STATED PROBLEM =>
Tally the lines that include "Jacek". Output the number only.

DATA TO PROCESS =>
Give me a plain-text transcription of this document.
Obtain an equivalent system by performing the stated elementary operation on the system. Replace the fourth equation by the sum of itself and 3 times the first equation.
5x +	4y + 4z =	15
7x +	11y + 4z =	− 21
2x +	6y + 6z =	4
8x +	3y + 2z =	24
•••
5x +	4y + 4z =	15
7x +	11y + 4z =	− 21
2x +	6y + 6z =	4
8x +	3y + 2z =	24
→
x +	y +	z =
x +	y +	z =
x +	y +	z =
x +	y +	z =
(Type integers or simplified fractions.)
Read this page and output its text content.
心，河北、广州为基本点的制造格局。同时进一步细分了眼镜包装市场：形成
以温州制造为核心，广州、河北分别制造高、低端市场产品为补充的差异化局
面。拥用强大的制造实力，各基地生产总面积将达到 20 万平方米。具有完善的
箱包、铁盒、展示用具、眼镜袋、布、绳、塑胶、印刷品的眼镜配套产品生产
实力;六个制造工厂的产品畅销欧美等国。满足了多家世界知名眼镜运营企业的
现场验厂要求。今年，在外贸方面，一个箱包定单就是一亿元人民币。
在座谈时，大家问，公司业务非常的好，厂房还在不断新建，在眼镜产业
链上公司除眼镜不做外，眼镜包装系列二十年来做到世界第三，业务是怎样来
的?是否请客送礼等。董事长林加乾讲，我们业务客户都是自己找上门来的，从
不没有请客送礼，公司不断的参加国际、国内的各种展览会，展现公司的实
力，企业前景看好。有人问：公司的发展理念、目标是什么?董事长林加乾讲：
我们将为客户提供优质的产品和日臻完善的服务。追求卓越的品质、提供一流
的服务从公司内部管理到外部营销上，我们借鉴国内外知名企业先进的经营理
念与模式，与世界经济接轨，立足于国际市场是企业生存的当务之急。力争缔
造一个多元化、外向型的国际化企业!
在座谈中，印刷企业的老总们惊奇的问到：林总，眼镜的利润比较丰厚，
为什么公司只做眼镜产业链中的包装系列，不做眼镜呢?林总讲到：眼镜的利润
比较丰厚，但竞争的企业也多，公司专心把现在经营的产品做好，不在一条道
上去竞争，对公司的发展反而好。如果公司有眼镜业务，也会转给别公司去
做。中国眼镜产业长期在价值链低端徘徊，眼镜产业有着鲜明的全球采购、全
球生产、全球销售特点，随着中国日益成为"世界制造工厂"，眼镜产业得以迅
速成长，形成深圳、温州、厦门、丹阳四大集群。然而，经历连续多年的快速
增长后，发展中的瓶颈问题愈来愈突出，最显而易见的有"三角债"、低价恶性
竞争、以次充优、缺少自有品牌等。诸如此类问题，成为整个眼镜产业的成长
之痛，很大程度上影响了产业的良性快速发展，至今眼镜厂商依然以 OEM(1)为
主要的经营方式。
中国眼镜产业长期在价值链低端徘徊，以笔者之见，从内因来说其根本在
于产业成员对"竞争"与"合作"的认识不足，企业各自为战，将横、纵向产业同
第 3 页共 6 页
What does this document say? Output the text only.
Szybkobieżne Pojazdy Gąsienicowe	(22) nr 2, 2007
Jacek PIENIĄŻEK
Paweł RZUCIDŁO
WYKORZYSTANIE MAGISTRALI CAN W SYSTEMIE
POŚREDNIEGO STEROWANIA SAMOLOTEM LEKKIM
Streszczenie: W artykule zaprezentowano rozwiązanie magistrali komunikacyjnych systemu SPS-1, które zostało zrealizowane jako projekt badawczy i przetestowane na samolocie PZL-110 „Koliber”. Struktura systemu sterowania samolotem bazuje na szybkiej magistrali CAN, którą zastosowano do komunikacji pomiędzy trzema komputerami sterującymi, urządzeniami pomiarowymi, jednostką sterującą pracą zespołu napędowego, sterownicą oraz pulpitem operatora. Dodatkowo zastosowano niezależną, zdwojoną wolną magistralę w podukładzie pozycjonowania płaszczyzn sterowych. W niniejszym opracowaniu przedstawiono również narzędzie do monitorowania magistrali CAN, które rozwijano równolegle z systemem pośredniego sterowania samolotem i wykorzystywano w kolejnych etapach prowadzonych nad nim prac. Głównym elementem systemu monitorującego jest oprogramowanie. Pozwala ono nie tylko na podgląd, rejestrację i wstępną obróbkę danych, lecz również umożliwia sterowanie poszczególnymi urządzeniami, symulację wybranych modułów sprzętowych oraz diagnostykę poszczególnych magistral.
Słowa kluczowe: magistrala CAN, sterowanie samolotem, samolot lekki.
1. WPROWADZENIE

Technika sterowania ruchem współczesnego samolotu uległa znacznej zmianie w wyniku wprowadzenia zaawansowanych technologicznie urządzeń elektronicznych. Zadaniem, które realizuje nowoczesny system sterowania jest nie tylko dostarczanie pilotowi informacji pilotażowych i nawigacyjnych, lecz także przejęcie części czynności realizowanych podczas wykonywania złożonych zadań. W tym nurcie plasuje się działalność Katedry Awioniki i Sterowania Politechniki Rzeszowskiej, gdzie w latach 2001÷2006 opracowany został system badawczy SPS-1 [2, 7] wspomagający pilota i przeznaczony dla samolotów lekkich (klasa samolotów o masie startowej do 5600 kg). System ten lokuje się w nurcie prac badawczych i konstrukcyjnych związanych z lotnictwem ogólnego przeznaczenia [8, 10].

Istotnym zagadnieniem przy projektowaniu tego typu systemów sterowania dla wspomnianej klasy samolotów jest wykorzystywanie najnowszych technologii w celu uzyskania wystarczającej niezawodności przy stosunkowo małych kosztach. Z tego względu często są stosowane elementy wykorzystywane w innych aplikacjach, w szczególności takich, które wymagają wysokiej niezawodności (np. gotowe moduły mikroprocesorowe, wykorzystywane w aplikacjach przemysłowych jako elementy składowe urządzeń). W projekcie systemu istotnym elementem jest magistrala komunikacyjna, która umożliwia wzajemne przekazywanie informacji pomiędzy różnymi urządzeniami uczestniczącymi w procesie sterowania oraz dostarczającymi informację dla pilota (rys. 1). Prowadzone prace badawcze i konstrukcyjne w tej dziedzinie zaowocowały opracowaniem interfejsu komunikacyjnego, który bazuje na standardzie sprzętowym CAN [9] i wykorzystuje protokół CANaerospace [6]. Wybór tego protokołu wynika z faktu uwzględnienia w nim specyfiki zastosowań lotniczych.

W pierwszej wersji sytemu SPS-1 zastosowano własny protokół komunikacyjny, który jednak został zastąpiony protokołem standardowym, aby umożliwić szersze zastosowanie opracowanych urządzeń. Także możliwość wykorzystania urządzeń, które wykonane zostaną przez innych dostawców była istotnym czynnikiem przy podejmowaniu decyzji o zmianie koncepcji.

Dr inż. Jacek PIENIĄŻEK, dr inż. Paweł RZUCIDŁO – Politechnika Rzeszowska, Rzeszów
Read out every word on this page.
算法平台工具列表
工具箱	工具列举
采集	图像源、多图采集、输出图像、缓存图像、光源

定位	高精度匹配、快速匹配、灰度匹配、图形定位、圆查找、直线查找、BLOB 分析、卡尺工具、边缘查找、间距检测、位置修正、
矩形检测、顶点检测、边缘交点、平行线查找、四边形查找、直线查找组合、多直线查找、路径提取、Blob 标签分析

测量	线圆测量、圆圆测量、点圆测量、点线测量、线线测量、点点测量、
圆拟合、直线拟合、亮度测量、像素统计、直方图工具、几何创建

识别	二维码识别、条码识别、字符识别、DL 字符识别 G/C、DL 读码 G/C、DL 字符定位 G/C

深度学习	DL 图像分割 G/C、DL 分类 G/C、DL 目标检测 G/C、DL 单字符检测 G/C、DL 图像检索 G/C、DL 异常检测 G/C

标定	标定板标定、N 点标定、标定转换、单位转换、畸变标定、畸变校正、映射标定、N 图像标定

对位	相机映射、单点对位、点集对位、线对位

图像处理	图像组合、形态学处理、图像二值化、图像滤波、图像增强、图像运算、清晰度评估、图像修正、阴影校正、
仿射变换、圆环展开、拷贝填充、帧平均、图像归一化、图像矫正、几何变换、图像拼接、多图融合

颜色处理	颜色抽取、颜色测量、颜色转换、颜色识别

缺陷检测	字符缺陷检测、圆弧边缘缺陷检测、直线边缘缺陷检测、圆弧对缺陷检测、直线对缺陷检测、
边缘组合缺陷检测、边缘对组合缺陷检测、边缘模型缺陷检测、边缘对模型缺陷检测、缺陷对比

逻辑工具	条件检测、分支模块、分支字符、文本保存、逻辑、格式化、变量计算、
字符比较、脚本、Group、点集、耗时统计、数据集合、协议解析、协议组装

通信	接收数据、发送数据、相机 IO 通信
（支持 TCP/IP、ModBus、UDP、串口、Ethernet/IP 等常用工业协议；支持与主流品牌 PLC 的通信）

SOLUTION TO THE PROBLEM =>
2